**AIM**: Take every line from the listing below that contains "Large".

Items from a figure collection:
>> begin

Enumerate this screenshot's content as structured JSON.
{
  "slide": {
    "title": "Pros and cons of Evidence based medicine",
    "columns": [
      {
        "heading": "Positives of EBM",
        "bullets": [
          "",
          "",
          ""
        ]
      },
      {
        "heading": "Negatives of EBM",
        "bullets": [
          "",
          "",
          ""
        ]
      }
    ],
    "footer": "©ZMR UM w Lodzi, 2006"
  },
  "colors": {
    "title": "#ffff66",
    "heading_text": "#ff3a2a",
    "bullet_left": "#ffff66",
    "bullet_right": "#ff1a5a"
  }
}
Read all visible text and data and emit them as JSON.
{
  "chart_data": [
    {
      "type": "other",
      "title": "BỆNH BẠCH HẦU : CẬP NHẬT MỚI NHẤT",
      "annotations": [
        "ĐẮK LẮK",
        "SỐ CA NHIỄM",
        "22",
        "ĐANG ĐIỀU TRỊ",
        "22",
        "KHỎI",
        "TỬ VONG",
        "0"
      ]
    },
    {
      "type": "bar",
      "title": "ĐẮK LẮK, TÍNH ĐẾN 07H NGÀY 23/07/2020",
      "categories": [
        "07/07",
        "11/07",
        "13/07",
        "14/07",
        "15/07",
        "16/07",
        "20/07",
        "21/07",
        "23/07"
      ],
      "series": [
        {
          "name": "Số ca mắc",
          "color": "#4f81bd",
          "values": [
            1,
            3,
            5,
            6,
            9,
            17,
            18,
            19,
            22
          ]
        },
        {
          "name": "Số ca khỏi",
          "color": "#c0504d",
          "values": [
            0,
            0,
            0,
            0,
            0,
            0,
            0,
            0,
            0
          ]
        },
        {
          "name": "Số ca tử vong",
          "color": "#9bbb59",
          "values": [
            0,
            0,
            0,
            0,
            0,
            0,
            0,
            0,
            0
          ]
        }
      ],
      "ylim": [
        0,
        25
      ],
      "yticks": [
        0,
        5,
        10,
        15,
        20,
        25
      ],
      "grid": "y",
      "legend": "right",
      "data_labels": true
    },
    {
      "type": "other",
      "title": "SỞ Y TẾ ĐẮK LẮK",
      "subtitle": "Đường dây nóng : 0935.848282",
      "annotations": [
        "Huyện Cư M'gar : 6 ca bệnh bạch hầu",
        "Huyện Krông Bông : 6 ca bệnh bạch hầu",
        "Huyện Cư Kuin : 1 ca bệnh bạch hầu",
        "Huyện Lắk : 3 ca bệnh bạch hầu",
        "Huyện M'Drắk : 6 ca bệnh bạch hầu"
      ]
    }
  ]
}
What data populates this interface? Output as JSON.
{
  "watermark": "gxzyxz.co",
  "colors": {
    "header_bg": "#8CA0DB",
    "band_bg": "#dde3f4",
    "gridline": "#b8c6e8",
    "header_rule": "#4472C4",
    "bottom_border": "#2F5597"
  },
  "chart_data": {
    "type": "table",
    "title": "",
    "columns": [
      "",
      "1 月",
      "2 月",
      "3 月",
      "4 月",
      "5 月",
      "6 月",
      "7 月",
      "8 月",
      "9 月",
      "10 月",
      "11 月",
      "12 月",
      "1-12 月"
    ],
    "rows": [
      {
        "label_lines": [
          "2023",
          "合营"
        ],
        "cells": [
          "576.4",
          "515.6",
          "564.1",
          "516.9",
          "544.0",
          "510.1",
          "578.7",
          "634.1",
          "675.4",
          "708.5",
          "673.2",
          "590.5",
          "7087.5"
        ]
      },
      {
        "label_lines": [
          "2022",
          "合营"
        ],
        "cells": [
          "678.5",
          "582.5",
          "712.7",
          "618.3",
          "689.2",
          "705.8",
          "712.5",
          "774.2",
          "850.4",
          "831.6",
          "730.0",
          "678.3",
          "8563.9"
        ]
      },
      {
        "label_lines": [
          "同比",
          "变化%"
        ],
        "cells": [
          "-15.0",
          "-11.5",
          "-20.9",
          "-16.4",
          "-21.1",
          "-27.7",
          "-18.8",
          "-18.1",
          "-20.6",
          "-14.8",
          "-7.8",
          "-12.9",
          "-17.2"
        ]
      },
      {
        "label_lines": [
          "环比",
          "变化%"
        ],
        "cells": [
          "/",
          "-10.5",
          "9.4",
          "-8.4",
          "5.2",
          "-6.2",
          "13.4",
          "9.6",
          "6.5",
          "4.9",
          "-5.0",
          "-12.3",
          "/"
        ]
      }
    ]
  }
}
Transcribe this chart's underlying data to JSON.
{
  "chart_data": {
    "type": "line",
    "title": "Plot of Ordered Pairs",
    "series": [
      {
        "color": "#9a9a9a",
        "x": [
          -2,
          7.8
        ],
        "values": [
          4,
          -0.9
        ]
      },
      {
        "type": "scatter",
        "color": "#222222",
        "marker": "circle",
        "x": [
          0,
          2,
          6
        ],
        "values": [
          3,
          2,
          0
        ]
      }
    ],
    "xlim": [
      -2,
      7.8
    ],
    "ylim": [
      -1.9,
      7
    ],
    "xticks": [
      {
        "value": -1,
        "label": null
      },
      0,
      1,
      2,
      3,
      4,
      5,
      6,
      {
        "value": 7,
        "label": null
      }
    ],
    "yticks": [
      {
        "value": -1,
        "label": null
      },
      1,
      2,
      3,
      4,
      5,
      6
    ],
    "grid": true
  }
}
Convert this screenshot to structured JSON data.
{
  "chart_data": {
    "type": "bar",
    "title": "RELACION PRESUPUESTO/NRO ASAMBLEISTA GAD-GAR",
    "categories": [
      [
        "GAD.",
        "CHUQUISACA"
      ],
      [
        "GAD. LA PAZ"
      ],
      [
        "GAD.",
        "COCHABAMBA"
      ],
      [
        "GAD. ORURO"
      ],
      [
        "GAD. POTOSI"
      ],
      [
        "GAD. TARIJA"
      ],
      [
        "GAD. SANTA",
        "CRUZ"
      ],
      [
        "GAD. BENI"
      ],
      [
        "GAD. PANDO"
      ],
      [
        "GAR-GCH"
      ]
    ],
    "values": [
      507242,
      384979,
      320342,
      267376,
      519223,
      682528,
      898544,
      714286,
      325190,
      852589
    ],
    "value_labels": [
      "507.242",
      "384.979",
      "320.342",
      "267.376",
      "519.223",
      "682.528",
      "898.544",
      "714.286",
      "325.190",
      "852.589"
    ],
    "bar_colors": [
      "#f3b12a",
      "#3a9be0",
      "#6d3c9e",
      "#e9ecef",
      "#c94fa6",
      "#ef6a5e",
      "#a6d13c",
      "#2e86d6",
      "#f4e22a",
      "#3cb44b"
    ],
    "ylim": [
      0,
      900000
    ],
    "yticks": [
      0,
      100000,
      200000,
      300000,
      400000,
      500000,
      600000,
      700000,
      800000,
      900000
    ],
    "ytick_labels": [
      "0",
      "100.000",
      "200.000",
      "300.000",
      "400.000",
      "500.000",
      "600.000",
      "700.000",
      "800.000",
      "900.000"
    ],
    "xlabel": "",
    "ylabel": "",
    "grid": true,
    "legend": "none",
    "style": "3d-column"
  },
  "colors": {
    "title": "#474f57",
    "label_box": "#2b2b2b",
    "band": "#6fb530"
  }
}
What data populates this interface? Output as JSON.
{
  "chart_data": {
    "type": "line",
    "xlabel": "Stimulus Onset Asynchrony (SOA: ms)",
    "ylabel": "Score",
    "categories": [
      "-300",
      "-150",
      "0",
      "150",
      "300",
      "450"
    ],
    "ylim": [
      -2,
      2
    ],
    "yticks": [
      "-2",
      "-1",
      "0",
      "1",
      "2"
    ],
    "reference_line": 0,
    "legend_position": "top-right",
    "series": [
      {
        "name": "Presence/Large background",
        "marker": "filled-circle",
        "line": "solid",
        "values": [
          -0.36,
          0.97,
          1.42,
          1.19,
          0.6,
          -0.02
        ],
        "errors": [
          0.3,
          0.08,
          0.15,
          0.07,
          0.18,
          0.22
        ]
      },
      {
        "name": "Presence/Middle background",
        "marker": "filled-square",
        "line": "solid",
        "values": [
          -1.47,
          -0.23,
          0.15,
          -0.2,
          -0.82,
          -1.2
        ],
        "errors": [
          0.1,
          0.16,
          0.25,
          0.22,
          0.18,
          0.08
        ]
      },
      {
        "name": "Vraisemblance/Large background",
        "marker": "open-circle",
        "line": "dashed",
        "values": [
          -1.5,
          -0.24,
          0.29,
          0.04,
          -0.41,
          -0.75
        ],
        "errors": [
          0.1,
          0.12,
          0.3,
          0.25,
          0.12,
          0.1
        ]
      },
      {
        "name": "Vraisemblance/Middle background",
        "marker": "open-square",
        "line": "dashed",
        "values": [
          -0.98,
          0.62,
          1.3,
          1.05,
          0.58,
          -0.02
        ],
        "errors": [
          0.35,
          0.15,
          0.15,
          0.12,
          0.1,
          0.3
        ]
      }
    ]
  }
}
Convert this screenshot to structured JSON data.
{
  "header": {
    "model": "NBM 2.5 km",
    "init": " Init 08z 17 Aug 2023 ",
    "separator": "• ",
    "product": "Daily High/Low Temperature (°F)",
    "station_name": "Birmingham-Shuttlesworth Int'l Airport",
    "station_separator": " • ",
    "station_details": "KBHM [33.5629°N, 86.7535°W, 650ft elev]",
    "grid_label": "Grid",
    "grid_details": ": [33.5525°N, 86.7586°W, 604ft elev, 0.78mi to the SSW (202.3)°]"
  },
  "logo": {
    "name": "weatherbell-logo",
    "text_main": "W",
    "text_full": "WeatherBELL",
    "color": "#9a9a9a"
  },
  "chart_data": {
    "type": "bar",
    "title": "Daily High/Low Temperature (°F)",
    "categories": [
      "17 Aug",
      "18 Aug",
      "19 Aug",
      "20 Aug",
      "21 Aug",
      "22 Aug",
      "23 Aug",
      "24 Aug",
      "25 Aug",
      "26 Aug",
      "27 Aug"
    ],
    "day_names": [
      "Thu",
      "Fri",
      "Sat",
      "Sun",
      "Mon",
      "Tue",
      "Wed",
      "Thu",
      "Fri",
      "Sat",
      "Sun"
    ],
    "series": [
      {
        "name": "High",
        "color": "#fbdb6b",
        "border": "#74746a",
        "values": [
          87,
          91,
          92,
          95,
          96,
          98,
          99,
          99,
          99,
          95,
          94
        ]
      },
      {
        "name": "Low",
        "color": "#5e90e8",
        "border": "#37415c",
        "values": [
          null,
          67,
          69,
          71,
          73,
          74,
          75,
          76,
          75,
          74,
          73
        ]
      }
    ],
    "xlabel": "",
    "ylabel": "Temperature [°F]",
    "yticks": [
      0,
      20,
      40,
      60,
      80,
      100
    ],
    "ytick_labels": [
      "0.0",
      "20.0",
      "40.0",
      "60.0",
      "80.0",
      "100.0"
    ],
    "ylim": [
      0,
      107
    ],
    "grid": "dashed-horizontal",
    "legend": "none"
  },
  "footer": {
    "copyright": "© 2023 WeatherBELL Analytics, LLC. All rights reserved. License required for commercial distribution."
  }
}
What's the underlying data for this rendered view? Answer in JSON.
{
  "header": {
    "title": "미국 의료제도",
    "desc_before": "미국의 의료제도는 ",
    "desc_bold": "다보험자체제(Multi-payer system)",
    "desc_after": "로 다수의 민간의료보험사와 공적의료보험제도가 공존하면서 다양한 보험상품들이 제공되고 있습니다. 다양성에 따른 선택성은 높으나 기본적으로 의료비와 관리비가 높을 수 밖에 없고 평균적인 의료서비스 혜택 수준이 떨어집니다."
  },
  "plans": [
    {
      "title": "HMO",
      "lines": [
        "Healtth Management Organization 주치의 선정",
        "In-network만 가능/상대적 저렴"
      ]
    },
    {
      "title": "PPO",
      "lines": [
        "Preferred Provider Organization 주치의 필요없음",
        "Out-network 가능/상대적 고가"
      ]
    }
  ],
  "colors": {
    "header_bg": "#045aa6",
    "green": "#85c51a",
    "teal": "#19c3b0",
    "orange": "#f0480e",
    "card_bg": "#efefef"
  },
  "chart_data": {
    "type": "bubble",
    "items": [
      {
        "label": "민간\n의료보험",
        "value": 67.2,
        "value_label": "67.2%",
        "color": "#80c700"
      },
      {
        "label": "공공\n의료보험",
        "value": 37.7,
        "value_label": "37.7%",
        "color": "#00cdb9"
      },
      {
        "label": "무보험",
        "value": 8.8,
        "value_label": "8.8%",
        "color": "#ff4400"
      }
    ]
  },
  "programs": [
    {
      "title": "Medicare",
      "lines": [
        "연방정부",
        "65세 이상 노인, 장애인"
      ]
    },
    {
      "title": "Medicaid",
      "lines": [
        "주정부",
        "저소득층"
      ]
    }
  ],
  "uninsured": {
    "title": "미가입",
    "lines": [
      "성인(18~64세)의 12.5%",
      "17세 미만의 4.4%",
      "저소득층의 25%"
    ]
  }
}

>> end

**FINAL RESULT**:
        "name": "Presence/Large background",
        "name": "Vraisemblance/Large background",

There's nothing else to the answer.